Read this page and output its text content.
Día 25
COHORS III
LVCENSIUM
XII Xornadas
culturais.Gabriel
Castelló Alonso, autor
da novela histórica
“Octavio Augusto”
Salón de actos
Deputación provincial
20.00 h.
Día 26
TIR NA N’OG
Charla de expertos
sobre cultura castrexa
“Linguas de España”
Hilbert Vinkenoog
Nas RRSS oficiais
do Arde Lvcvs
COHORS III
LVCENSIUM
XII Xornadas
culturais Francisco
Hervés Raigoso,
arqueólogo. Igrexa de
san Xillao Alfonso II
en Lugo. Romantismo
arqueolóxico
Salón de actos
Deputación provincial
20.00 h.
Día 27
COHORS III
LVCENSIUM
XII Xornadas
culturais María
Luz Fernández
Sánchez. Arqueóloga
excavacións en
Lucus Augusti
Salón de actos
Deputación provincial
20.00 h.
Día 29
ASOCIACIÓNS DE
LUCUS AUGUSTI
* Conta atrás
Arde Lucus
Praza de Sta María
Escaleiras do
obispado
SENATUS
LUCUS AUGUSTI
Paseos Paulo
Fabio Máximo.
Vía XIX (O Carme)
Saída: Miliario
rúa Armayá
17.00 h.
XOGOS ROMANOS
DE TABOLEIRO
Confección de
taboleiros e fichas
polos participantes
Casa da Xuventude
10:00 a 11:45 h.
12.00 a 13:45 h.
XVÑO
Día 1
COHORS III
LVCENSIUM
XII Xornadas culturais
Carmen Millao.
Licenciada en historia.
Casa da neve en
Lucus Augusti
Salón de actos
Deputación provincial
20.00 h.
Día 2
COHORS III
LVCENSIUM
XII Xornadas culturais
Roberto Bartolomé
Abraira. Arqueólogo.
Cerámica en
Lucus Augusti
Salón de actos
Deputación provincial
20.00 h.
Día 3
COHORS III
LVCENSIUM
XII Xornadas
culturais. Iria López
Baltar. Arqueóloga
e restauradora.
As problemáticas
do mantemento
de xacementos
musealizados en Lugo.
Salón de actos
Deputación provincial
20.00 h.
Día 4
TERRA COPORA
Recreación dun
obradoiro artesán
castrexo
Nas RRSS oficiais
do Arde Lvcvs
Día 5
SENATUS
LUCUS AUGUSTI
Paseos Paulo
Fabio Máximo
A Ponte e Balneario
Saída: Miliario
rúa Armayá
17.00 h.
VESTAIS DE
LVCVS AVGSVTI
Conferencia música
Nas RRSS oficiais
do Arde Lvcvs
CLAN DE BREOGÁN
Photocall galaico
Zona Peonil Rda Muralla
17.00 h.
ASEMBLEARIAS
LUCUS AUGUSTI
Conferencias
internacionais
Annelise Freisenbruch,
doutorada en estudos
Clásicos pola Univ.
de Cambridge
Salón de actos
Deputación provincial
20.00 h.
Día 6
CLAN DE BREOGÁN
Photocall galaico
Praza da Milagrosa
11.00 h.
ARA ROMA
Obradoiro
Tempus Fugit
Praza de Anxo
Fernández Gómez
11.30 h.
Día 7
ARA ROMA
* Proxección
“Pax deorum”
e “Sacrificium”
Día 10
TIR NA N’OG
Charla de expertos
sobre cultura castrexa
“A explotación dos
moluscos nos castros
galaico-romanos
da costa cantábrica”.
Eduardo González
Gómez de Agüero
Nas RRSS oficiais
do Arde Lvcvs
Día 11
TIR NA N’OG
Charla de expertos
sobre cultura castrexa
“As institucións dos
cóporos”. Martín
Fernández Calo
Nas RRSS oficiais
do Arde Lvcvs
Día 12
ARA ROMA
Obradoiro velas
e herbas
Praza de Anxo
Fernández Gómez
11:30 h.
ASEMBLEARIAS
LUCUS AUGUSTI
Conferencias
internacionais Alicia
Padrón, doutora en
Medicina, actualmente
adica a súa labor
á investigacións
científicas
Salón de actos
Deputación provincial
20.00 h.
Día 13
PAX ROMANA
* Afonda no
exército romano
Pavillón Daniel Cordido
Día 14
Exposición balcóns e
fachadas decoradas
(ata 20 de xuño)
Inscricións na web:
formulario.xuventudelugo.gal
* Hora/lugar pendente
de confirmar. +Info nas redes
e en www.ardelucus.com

■ **Stated goal**: From the records above, extract each line exactly as shown.

■ **Answer to this problem**:
Read this page and output its text content.
Día 25
COHORS III
LVCENSIUM
XII Xornadas
culturais.Gabriel
Castelló Alonso, autor
da novela histórica
“Octavio Augusto”
Salón de actos
Deputación provincial
20.00 h.
Día 26
TIR NA N’OG
Charla de expertos
sobre cultura castrexa
“Linguas de España”
Hilbert Vinkenoog
Nas RRSS oficiais
do Arde Lvcvs
COHORS III
LVCENSIUM
XII Xornadas
culturais Francisco
Hervés Raigoso,
arqueólogo. Igrexa de
san Xillao Alfonso II
en Lugo. Romantismo
arqueolóxico
Salón de actos
Deputación provincial
20.00 h.
Día 27
COHORS III
LVCENSIUM
XII Xornadas
culturais María
Luz Fernández
Sánchez. Arqueóloga
excavacións en
Lucus Augusti
Salón de actos
Deputación provincial
20.00 h.
Día 29
ASOCIACIÓNS DE
LUCUS AUGUSTI
* Conta atrás
Arde Lucus
Praza de Sta María
Escaleiras do
obispado
SENATUS
LUCUS AUGUSTI
Paseos Paulo
Fabio Máximo.
Vía XIX (O Carme)
Saída: Miliario
rúa Armayá
17.00 h.
XOGOS ROMANOS
DE TABOLEIRO
Confección de
taboleiros e fichas
polos participantes
Casa da Xuventude
10:00 a 11:45 h.
12.00 a 13:45 h.
XVÑO
Día 1
COHORS III
LVCENSIUM
XII Xornadas culturais
Carmen Millao.
Licenciada en historia.
Casa da neve en
Lucus Augusti
Salón de actos
Deputación provincial
20.00 h.
Día 2
COHORS III
LVCENSIUM
XII Xornadas culturais
Roberto Bartolomé
Abraira. Arqueólogo.
Cerámica en
Lucus Augusti
Salón de actos
Deputación provincial
20.00 h.
Día 3
COHORS III
LVCENSIUM
XII Xornadas
culturais. Iria López
Baltar. Arqueóloga
e restauradora.
As problemáticas
do mantemento
de xacementos
musealizados en Lugo.
Salón de actos
Deputación provincial
20.00 h.
Día 4
TERRA COPORA
Recreación dun
obradoiro artesán
castrexo
Nas RRSS oficiais
do Arde Lvcvs
Día 5
SENATUS
LUCUS AUGUSTI
Paseos Paulo
Fabio Máximo
A Ponte e Balneario
Saída: Miliario
rúa Armayá
17.00 h.
VESTAIS DE
LVCVS AVGSVTI
Conferencia música
Nas RRSS oficiais
do Arde Lvcvs
CLAN DE BREOGÁN
Photocall galaico
Zona Peonil Rda Muralla
17.00 h.
ASEMBLEARIAS
LUCUS AUGUSTI
Conferencias
internacionais
Annelise Freisenbruch,
doutorada en estudos
Clásicos pola Univ.
de Cambridge
Salón de actos
Deputación provincial
20.00 h.
Día 6
CLAN DE BREOGÁN
Photocall galaico
Praza da Milagrosa
11.00 h.
ARA ROMA
Obradoiro
Tempus Fugit
Praza de Anxo
Fernández Gómez
11.30 h.
Día 7
ARA ROMA
* Proxección
“Pax deorum”
e “Sacrificium”
Día 10
TIR NA N’OG
Charla de expertos
sobre cultura castrexa
“A explotación dos
moluscos nos castros
galaico-romanos
da costa cantábrica”.
Eduardo González
Gómez de Agüero
Nas RRSS oficiais
do Arde Lvcvs
Día 11
TIR NA N’OG
Charla de expertos
sobre cultura castrexa
“As institucións dos
cóporos”. Martín
Fernández Calo
Nas RRSS oficiais
do Arde Lvcvs
Día 12
ARA ROMA
Obradoiro velas
e herbas
Praza de Anxo
Fernández Gómez
11:30 h.
ASEMBLEARIAS
LUCUS AUGUSTI
Conferencias
internacionais Alicia
Padrón, doutora en
Medicina, actualmente
adica a súa labor
á investigacións
científicas
Salón de actos
Deputación provincial
20.00 h.
Día 13
PAX ROMANA
* Afonda no
exército romano
Pavillón Daniel Cordido
Día 14
Exposición balcóns e
fachadas decoradas
(ata 20 de xuño)
Inscricións na web:
formulario.xuventudelugo.gal
* Hora/lugar pendente
de confirmar. +Info nas redes
e en www.ardelucus.com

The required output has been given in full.